> YOUR INSTRUCTIONS: Check the listing below for lines that hold "legend". How many are there? Please give only the number.

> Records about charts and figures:
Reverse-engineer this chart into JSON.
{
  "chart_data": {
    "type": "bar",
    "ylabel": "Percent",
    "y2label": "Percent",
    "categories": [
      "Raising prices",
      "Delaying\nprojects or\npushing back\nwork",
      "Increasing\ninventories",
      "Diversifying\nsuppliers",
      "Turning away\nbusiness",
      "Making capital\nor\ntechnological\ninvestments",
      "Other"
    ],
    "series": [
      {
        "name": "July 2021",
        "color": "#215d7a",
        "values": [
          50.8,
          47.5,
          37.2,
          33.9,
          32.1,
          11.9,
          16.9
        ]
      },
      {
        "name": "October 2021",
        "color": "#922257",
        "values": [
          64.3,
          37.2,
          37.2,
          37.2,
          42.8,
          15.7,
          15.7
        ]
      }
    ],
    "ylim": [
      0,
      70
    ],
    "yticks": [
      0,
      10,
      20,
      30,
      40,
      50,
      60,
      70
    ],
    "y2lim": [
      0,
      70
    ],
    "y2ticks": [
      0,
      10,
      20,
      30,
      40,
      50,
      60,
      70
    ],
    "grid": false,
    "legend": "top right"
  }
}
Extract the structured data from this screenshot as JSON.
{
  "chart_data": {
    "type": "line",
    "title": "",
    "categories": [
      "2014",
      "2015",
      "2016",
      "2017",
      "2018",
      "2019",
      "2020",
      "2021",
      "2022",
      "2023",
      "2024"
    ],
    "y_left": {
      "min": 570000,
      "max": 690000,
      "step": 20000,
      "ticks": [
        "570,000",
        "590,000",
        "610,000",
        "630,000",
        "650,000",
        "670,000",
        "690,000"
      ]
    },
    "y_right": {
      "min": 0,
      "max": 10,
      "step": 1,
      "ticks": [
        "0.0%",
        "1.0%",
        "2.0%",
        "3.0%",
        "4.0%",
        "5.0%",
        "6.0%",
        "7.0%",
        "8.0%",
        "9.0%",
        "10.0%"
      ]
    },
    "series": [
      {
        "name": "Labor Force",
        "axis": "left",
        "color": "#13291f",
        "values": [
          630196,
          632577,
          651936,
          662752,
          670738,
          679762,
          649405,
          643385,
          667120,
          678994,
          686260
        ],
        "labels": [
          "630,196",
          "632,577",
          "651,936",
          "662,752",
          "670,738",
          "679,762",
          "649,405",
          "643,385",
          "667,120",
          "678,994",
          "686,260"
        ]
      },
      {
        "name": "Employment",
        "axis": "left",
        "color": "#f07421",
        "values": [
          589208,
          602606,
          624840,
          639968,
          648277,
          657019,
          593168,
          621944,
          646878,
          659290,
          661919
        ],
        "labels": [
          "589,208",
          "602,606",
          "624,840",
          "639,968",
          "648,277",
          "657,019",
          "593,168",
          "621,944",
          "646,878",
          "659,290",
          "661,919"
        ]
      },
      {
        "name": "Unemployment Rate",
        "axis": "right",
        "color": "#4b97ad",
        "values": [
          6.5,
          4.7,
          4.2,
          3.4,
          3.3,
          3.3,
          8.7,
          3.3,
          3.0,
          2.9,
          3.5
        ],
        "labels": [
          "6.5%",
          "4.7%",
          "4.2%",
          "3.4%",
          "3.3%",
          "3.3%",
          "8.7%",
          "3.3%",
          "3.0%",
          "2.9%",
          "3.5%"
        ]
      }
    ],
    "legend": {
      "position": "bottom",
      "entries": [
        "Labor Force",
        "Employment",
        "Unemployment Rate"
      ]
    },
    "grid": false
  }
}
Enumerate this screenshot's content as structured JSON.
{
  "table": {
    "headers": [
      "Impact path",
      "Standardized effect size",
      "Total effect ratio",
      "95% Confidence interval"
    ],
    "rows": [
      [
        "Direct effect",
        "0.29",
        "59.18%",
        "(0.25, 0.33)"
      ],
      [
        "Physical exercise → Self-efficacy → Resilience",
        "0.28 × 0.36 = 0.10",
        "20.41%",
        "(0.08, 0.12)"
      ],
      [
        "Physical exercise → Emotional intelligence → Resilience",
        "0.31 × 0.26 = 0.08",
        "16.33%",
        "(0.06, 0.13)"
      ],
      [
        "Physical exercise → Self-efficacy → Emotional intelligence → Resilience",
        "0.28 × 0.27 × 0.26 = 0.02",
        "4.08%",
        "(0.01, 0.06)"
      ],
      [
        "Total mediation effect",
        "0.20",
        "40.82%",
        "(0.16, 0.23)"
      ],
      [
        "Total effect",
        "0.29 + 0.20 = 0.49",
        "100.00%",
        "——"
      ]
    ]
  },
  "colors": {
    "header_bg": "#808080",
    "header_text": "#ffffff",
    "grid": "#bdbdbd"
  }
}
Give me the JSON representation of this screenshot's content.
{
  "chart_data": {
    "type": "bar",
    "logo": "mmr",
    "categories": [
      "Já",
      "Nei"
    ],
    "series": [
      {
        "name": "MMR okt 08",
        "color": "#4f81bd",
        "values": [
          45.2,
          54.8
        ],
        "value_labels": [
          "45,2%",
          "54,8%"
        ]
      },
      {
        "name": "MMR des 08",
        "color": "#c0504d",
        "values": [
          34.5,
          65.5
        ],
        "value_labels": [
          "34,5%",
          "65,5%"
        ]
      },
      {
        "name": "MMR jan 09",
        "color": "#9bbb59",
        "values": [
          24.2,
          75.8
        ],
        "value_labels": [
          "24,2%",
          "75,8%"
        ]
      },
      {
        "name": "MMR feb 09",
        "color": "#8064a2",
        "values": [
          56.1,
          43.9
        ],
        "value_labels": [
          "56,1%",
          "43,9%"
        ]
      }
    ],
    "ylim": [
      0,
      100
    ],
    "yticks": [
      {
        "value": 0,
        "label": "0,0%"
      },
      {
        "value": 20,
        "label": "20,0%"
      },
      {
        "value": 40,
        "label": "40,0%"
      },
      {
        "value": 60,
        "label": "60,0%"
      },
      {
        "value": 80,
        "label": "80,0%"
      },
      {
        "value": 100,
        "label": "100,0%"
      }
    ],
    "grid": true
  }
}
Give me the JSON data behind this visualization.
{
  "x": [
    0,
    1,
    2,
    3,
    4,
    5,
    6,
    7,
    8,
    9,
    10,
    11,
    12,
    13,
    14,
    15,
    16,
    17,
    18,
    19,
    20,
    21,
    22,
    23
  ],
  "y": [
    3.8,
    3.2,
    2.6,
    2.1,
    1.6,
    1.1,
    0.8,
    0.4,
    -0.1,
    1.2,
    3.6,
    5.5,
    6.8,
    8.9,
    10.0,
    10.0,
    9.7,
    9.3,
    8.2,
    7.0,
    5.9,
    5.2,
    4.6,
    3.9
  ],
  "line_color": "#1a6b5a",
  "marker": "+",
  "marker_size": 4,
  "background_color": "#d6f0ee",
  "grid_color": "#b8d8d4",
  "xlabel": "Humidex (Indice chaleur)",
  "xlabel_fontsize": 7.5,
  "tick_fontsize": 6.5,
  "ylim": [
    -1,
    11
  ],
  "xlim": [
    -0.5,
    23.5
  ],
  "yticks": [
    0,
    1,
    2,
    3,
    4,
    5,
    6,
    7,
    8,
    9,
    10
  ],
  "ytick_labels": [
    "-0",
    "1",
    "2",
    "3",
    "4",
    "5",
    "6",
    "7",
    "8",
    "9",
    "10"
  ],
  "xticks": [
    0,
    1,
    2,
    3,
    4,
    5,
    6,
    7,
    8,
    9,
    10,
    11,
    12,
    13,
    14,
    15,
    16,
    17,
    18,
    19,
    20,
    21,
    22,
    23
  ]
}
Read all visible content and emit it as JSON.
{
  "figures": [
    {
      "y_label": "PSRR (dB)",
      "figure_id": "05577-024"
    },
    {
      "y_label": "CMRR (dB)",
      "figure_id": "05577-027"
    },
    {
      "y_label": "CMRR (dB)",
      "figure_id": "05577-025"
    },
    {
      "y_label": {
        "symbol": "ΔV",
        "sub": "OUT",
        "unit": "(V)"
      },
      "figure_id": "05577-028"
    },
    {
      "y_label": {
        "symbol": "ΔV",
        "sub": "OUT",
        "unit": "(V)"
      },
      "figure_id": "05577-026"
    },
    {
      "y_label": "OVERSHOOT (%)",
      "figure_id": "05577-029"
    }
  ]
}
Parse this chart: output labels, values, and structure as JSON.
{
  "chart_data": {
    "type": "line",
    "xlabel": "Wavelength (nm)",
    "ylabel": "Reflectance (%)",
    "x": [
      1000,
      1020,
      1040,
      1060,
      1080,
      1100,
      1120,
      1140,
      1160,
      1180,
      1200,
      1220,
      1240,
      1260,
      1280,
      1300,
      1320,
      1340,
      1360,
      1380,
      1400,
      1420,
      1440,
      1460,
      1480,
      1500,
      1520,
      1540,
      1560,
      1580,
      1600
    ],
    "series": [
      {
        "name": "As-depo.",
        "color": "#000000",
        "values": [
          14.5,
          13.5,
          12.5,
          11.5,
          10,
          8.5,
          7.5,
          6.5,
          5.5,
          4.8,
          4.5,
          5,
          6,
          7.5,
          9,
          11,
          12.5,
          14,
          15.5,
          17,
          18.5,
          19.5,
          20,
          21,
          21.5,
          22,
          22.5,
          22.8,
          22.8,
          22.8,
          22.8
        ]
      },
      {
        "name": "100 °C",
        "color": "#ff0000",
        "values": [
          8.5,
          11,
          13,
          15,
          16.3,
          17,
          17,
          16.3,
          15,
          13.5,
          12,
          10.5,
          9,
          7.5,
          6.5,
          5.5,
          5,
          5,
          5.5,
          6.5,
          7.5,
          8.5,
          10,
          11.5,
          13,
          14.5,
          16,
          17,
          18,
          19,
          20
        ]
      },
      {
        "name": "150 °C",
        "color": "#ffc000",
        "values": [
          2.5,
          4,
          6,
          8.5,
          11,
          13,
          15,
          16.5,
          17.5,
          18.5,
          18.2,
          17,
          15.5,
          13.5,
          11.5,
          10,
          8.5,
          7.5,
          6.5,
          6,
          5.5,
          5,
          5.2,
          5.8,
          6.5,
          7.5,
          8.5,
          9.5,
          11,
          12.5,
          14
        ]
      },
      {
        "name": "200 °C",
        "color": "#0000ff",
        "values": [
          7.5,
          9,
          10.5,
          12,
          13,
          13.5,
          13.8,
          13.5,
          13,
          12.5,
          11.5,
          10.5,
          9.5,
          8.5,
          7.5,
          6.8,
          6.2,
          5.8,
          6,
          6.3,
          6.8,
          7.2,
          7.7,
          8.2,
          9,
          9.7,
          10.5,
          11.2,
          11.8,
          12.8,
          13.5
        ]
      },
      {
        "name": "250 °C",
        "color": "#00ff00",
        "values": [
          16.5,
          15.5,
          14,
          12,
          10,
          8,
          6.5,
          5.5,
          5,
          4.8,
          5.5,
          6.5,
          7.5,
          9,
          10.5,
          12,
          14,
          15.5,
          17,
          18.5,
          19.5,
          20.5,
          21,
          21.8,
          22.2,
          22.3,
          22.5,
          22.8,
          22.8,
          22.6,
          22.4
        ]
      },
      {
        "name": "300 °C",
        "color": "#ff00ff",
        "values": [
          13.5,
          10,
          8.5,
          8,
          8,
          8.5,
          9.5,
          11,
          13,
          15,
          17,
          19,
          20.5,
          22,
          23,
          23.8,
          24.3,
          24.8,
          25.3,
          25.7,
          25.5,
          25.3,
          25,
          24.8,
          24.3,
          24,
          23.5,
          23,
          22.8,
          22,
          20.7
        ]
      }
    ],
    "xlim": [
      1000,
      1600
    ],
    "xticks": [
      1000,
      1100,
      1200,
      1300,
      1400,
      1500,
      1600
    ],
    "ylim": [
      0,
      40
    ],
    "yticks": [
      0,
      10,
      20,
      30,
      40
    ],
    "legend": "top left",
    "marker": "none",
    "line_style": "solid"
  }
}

> WRITTEN SOLUTION: 3